*** Material shown

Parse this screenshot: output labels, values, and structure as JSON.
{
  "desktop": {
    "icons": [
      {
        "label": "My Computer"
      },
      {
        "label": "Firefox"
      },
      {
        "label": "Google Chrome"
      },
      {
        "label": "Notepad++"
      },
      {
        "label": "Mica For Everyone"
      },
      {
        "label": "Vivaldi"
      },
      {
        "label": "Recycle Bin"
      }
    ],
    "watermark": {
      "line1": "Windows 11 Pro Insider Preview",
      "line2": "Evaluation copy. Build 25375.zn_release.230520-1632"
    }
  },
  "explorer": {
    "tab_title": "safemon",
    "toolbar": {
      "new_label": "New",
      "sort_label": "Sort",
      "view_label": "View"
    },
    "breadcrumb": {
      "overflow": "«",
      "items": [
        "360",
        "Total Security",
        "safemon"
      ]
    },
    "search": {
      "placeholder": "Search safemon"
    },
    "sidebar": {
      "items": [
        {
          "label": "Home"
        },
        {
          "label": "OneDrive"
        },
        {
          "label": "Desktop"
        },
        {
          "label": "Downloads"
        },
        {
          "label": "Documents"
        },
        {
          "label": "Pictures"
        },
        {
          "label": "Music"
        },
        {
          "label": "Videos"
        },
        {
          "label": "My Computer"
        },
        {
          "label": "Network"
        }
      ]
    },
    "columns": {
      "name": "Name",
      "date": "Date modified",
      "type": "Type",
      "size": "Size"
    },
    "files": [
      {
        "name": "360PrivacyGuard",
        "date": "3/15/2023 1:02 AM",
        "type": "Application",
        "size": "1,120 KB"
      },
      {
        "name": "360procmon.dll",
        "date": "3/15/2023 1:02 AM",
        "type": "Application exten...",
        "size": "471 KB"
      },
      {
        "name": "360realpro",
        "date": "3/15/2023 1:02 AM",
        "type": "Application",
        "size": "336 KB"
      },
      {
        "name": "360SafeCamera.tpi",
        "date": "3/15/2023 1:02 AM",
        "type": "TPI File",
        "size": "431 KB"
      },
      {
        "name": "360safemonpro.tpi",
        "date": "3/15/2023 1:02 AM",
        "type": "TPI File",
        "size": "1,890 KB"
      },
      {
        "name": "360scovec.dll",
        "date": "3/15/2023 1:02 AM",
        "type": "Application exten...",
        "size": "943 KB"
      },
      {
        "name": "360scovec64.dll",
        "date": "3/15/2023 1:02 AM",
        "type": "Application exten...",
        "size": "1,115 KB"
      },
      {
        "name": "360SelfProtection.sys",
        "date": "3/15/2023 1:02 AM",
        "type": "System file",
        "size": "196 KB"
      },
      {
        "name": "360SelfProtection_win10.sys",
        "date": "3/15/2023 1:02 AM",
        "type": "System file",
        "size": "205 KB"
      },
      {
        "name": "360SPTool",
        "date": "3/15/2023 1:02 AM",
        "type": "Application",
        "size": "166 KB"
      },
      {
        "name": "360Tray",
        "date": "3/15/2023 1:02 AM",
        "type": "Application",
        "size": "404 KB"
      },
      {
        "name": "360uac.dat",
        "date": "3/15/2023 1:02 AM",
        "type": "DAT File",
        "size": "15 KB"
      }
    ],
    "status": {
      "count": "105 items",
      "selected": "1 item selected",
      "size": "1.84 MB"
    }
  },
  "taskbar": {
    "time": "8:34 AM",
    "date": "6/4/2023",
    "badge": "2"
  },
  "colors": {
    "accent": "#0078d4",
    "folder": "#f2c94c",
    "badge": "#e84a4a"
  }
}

******

Written problem »
Write out every entry again exactly, please, with nothing missing.

Output below »
Parse this screenshot: output labels, values, and structure as JSON.
{
  "desktop": {
    "icons": [
      {
        "label": "My Computer"
      },
      {
        "label": "Firefox"
      },
      {
        "label": "Google Chrome"
      },
      {
        "label": "Notepad++"
      },
      {
        "label": "Mica For Everyone"
      },
      {
        "label": "Vivaldi"
      },
      {
        "label": "Recycle Bin"
      }
    ],
    "watermark": {
      "line1": "Windows 11 Pro Insider Preview",
      "line2": "Evaluation copy. Build 25375.zn_release.230520-1632"
    }
  },
  "explorer": {
    "tab_title": "safemon",
    "toolbar": {
      "new_label": "New",
      "sort_label": "Sort",
      "view_label": "View"
    },
    "breadcrumb": {
      "overflow": "«",
      "items": [
        "360",
        "Total Security",
        "safemon"
      ]
    },
    "search": {
      "placeholder": "Search safemon"
    },
    "sidebar": {
      "items": [
        {
          "label": "Home"
        },
        {
          "label": "OneDrive"
        },
        {
          "label": "Desktop"
        },
        {
          "label": "Downloads"
        },
        {
          "label": "Documents"
        },
        {
          "label": "Pictures"
        },
        {
          "label": "Music"
        },
        {
          "label": "Videos"
        },
        {
          "label": "My Computer"
        },
        {
          "label": "Network"
        }
      ]
    },
    "columns": {
      "name": "Name",
      "date": "Date modified",
      "type": "Type",
      "size": "Size"
    },
    "files": [
      {
        "name": "360PrivacyGuard",
        "date": "3/15/2023 1:02 AM",
        "type": "Application",
        "size": "1,120 KB"
      },
      {
        "name": "360procmon.dll",
        "date": "3/15/2023 1:02 AM",
        "type": "Application exten...",
        "size": "471 KB"
      },
      {
        "name": "360realpro",
        "date": "3/15/2023 1:02 AM",
        "type": "Application",
        "size": "336 KB"
      },
      {
        "name": "360SafeCamera.tpi",
        "date": "3/15/2023 1:02 AM",
        "type": "TPI File",
        "size": "431 KB"
      },
      {
        "name": "360safemonpro.tpi",
        "date": "3/15/2023 1:02 AM",
        "type": "TPI File",
        "size": "1,890 KB"
      },
      {
        "name": "360scovec.dll",
        "date": "3/15/2023 1:02 AM",
        "type": "Application exten...",
        "size": "943 KB"
      },
      {
        "name": "360scovec64.dll",
        "date": "3/15/2023 1:02 AM",
        "type": "Application exten...",
        "size": "1,115 KB"
      },
      {
        "name": "360SelfProtection.sys",
        "date": "3/15/2023 1:02 AM",
        "type": "System file",
        "size": "196 KB"
      },
      {
        "name": "360SelfProtection_win10.sys",
        "date": "3/15/2023 1:02 AM",
        "type": "System file",
        "size": "205 KB"
      },
      {
        "name": "360SPTool",
        "date": "3/15/2023 1:02 AM",
        "type": "Application",
        "size": "166 KB"
      },
      {
        "name": "360Tray",
        "date": "3/15/2023 1:02 AM",
        "type": "Application",
        "size": "404 KB"
      },
      {
        "name": "360uac.dat",
        "date": "3/15/2023 1:02 AM",
        "type": "DAT File",
        "size": "15 KB"
      }
    ],
    "status": {
      "count": "105 items",
      "selected": "1 item selected",
      "size": "1.84 MB"
    }
  },
  "taskbar": {
    "time": "8:34 AM",
    "date": "6/4/2023",
    "badge": "2"
  },
  "colors": {
    "accent": "#0078d4",
    "folder": "#f2c94c",
    "badge": "#e84a4a"
  }
}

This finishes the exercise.